▶ **Written instruction**: Transcribe the entries that follow, word for word.
= = = = =
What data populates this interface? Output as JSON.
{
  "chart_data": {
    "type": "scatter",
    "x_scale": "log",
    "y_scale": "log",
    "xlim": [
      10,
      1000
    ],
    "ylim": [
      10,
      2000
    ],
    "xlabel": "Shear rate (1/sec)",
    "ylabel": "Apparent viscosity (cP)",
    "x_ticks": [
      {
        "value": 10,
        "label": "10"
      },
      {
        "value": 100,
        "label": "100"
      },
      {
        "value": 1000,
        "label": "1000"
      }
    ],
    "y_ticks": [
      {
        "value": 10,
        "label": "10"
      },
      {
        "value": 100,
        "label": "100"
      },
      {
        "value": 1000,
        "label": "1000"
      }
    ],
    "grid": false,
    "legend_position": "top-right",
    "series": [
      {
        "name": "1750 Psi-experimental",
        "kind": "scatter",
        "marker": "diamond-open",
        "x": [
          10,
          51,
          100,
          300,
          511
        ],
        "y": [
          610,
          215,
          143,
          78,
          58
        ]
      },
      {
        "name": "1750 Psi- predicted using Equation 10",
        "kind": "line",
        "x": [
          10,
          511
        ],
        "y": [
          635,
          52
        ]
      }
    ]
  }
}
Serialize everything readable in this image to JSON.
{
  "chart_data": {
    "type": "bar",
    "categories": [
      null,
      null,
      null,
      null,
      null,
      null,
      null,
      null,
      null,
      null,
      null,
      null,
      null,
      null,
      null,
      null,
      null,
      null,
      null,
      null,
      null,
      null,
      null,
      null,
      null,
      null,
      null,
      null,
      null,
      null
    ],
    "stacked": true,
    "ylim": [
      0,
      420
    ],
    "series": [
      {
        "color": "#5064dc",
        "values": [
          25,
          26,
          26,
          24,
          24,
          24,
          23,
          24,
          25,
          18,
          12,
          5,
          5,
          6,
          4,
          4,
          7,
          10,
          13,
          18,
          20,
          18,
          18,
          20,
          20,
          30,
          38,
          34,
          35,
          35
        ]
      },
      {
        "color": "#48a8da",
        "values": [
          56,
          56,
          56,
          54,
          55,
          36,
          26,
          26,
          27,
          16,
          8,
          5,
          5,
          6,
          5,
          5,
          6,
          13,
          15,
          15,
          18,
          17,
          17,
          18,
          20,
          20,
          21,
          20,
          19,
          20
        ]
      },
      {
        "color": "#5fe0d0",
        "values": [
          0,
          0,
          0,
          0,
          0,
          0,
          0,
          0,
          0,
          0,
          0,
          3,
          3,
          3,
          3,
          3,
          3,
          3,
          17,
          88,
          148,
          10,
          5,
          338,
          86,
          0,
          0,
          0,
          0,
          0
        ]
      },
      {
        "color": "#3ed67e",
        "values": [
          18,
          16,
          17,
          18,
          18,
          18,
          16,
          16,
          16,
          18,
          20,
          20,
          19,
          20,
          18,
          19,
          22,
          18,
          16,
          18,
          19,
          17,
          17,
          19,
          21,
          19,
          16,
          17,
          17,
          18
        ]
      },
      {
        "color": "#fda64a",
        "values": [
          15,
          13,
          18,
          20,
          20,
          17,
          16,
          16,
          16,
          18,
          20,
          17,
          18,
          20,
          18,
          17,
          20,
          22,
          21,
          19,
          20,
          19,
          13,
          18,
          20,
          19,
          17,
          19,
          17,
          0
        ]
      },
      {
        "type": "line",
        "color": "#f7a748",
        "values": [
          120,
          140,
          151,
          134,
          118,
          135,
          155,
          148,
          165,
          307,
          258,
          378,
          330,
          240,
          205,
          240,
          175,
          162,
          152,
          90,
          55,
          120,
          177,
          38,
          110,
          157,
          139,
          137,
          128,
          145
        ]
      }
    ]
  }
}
= = = = =
▶ **Result of the task**:
What data populates this interface? Output as JSON.
{
  "chart_data": {
    "type": "scatter",
    "x_scale": "log",
    "y_scale": "log",
    "xlim": [
      10,
      1000
    ],
    "ylim": [
      10,
      2000
    ],
    "xlabel": "Shear rate (1/sec)",
    "ylabel": "Apparent viscosity (cP)",
    "x_ticks": [
      {
        "value": 10,
        "label": "10"
      },
      {
        "value": 100,
        "label": "100"
      },
      {
        "value": 1000,
        "label": "1000"
      }
    ],
    "y_ticks": [
      {
        "value": 10,
        "label": "10"
      },
      {
        "value": 100,
        "label": "100"
      },
      {
        "value": 1000,
        "label": "1000"
      }
    ],
    "grid": false,
    "legend_position": "top-right",
    "series": [
      {
        "name": "1750 Psi-experimental",
        "kind": "scatter",
        "marker": "diamond-open",
        "x": [
          10,
          51,
          100,
          300,
          511
        ],
        "y": [
          610,
          215,
          143,
          78,
          58
        ]
      },
      {
        "name": "1750 Psi- predicted using Equation 10",
        "kind": "line",
        "x": [
          10,
          511
        ],
        "y": [
          635,
          52
        ]
      }
    ]
  }
}
Serialize everything readable in this image to JSON.
{
  "chart_data": {
    "type": "bar",
    "categories": [
      null,
      null,
      null,
      null,
      null,
      null,
      null,
      null,
      null,
      null,
      null,
      null,
      null,
      null,
      null,
      null,
      null,
      null,
      null,
      null,
      null,
      null,
      null,
      null,
      null,
      null,
      null,
      null,
      null,
      null
    ],
    "stacked": true,
    "ylim": [
      0,
      420
    ],
    "series": [
      {
        "color": "#5064dc",
        "values": [
          25,
          26,
          26,
          24,
          24,
          24,
          23,
          24,
          25,
          18,
          12,
          5,
          5,
          6,
          4,
          4,
          7,
          10,
          13,
          18,
          20,
          18,
          18,
          20,
          20,
          30,
          38,
          34,
          35,
          35
        ]
      },
      {
        "color": "#48a8da",
        "values": [
          56,
          56,
          56,
          54,
          55,
          36,
          26,
          26,
          27,
          16,
          8,
          5,
          5,
          6,
          5,
          5,
          6,
          13,
          15,
          15,
          18,
          17,
          17,
          18,
          20,
          20,
          21,
          20,
          19,
          20
        ]
      },
      {
        "color": "#5fe0d0",
        "values": [
          0,
          0,
          0,
          0,
          0,
          0,
          0,
          0,
          0,
          0,
          0,
          3,
          3,
          3,
          3,
          3,
          3,
          3,
          17,
          88,
          148,
          10,
          5,
          338,
          86,
          0,
          0,
          0,
          0,
          0
        ]
      },
      {
        "color": "#3ed67e",
        "values": [
          18,
          16,
          17,
          18,
          18,
          18,
          16,
          16,
          16,
          18,
          20,
          20,
          19,
          20,
          18,
          19,
          22,
          18,
          16,
          18,
          19,
          17,
          17,
          19,
          21,
          19,
          16,
          17,
          17,
          18
        ]
      },
      {
        "color": "#fda64a",
        "values": [
          15,
          13,
          18,
          20,
          20,
          17,
          16,
          16,
          16,
          18,
          20,
          17,
          18,
          20,
          18,
          17,
          20,
          22,
          21,
          19,
          20,
          19,
          13,
          18,
          20,
          19,
          17,
          19,
          17,
          0
        ]
      },
      {
        "type": "line",
        "color": "#f7a748",
        "values": [
          120,
          140,
          151,
          134,
          118,
          135,
          155,
          148,
          165,
          307,
          258,
          378,
          330,
          240,
          205,
          240,
          175,
          162,
          152,
          90,
          55,
          120,
          177,
          38,
          110,
          157,
          139,
          137,
          128,
          145
        ]
      }
    ]
  }
}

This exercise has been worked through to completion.